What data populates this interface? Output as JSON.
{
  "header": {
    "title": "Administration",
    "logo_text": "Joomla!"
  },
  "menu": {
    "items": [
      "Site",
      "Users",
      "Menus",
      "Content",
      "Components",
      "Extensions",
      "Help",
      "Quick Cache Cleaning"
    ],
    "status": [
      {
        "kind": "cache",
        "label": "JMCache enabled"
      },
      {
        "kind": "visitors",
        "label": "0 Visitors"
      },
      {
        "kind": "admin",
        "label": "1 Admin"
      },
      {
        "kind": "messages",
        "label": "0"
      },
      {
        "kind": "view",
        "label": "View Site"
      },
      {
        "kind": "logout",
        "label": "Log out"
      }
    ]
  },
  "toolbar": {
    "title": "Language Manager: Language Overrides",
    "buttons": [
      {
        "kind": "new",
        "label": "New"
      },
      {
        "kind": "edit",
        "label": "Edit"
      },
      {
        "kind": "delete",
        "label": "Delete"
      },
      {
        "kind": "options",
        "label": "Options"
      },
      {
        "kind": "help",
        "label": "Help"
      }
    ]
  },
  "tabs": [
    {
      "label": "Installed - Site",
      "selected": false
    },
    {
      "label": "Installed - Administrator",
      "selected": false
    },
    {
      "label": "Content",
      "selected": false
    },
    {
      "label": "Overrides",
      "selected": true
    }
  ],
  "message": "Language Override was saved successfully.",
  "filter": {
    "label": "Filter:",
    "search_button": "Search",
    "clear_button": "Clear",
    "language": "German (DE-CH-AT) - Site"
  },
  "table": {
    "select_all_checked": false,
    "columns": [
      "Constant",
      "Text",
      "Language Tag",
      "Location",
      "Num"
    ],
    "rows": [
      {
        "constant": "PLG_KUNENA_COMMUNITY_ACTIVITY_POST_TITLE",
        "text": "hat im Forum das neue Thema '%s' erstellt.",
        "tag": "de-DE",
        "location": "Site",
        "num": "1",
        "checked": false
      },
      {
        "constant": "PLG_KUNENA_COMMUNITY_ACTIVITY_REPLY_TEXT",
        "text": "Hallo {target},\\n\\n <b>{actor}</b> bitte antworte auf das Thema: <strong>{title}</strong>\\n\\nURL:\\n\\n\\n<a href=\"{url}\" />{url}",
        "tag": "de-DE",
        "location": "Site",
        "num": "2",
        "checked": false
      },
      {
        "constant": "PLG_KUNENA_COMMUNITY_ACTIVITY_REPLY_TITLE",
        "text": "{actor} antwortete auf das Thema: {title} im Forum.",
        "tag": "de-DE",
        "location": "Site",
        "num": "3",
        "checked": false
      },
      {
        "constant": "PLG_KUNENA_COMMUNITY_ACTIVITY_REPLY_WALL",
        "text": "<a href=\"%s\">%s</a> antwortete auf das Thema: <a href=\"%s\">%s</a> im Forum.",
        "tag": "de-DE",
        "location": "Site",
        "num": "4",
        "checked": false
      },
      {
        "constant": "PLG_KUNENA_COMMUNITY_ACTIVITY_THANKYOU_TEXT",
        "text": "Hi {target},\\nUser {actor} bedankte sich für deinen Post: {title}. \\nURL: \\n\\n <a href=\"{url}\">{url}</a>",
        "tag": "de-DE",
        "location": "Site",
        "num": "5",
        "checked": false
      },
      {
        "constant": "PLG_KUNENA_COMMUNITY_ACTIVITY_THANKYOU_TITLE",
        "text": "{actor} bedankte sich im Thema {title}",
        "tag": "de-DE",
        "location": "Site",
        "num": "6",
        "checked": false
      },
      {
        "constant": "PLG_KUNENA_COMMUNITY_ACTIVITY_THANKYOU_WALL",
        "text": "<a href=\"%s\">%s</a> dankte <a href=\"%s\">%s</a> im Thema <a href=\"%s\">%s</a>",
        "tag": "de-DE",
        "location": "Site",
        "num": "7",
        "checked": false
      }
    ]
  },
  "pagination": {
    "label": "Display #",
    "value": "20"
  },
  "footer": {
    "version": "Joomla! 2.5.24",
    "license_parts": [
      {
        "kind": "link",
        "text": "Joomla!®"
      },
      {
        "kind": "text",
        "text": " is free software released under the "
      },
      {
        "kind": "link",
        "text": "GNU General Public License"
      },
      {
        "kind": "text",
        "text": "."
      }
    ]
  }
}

= = = =

Output the listing above exactly as it appears.

Complete answer:
What data populates this interface? Output as JSON.
{
  "header": {
    "title": "Administration",
    "logo_text": "Joomla!"
  },
  "menu": {
    "items": [
      "Site",
      "Users",
      "Menus",
      "Content",
      "Components",
      "Extensions",
      "Help",
      "Quick Cache Cleaning"
    ],
    "status": [
      {
        "kind": "cache",
        "label": "JMCache enabled"
      },
      {
        "kind": "visitors",
        "label": "0 Visitors"
      },
      {
        "kind": "admin",
        "label": "1 Admin"
      },
      {
        "kind": "messages",
        "label": "0"
      },
      {
        "kind": "view",
        "label": "View Site"
      },
      {
        "kind": "logout",
        "label": "Log out"
      }
    ]
  },
  "toolbar": {
    "title": "Language Manager: Language Overrides",
    "buttons": [
      {
        "kind": "new",
        "label": "New"
      },
      {
        "kind": "edit",
        "label": "Edit"
      },
      {
        "kind": "delete",
        "label": "Delete"
      },
      {
        "kind": "options",
        "label": "Options"
      },
      {
        "kind": "help",
        "label": "Help"
      }
    ]
  },
  "tabs": [
    {
      "label": "Installed - Site",
      "selected": false
    },
    {
      "label": "Installed - Administrator",
      "selected": false
    },
    {
      "label": "Content",
      "selected": false
    },
    {
      "label": "Overrides",
      "selected": true
    }
  ],
  "message": "Language Override was saved successfully.",
  "filter": {
    "label": "Filter:",
    "search_button": "Search",
    "clear_button": "Clear",
    "language": "German (DE-CH-AT) - Site"
  },
  "table": {
    "select_all_checked": false,
    "columns": [
      "Constant",
      "Text",
      "Language Tag",
      "Location",
      "Num"
    ],
    "rows": [
      {
        "constant": "PLG_KUNENA_COMMUNITY_ACTIVITY_POST_TITLE",
        "text": "hat im Forum das neue Thema '%s' erstellt.",
        "tag": "de-DE",
        "location": "Site",
        "num": "1",
        "checked": false
      },
      {
        "constant": "PLG_KUNENA_COMMUNITY_ACTIVITY_REPLY_TEXT",
        "text": "Hallo {target},\\n\\n <b>{actor}</b> bitte antworte auf das Thema: <strong>{title}</strong>\\n\\nURL:\\n\\n\\n<a href=\"{url}\" />{url}",
        "tag": "de-DE",
        "location": "Site",
        "num": "2",
        "checked": false
      },
      {
        "constant": "PLG_KUNENA_COMMUNITY_ACTIVITY_REPLY_TITLE",
        "text": "{actor} antwortete auf das Thema: {title} im Forum.",
        "tag": "de-DE",
        "location": "Site",
        "num": "3",
        "checked": false
      },
      {
        "constant": "PLG_KUNENA_COMMUNITY_ACTIVITY_REPLY_WALL",
        "text": "<a href=\"%s\">%s</a> antwortete auf das Thema: <a href=\"%s\">%s</a> im Forum.",
        "tag": "de-DE",
        "location": "Site",
        "num": "4",
        "checked": false
      },
      {
        "constant": "PLG_KUNENA_COMMUNITY_ACTIVITY_THANKYOU_TEXT",
        "text": "Hi {target},\\nUser {actor} bedankte sich für deinen Post: {title}. \\nURL: \\n\\n <a href=\"{url}\">{url}</a>",
        "tag": "de-DE",
        "location": "Site",
        "num": "5",
        "checked": false
      },
      {
        "constant": "PLG_KUNENA_COMMUNITY_ACTIVITY_THANKYOU_TITLE",
        "text": "{actor} bedankte sich im Thema {title}",
        "tag": "de-DE",
        "location": "Site",
        "num": "6",
        "checked": false
      },
      {
        "constant": "PLG_KUNENA_COMMUNITY_ACTIVITY_THANKYOU_WALL",
        "text": "<a href=\"%s\">%s</a> dankte <a href=\"%s\">%s</a> im Thema <a href=\"%s\">%s</a>",
        "tag": "de-DE",
        "location": "Site",
        "num": "7",
        "checked": false
      }
    ]
  },
  "pagination": {
    "label": "Display #",
    "value": "20"
  },
  "footer": {
    "version": "Joomla! 2.5.24",
    "license_parts": [
      {
        "kind": "link",
        "text": "Joomla!®"
      },
      {
        "kind": "text",
        "text": " is free software released under the "
      },
      {
        "kind": "link",
        "text": "GNU General Public License"
      },
      {
        "kind": "text",
        "text": "."
      }
    ]
  }
}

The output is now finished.